● EXERCISE PROMPT:
Each line below should be quoted exactly, please.
-- EXERCISE MATERIAL start --
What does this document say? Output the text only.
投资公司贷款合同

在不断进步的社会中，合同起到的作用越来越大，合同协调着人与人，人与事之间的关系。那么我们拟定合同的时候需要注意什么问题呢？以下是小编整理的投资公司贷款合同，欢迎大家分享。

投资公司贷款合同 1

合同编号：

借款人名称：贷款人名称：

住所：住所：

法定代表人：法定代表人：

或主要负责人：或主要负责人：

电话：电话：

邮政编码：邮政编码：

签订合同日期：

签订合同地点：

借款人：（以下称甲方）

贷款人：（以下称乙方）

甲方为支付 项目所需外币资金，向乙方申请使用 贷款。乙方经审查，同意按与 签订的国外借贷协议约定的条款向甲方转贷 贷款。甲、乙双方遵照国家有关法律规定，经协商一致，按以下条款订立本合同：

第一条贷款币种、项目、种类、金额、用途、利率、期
-- EXERCISE MATERIAL end --
● REPLY:
What does this document say? Output the text only.
投资公司贷款合同

在不断进步的社会中，合同起到的作用越来越大，合同协调着人与人，人与事之间的关系。那么我们拟定合同的时候需要注意什么问题呢？以下是小编整理的投资公司贷款合同，欢迎大家分享。

投资公司贷款合同 1

合同编号：

借款人名称：贷款人名称：

住所：住所：

法定代表人：法定代表人：

或主要负责人：或主要负责人：

电话：电话：

邮政编码：邮政编码：

签订合同日期：

签订合同地点：

借款人：（以下称甲方）

贷款人：（以下称乙方）

甲方为支付 项目所需外币资金，向乙方申请使用 贷款。乙方经审查，同意按与 签订的国外借贷协议约定的条款向甲方转贷 贷款。甲、乙双方遵照国家有关法律规定，经协商一致，按以下条款订立本合同：

第一条贷款币种、项目、种类、金额、用途、利率、期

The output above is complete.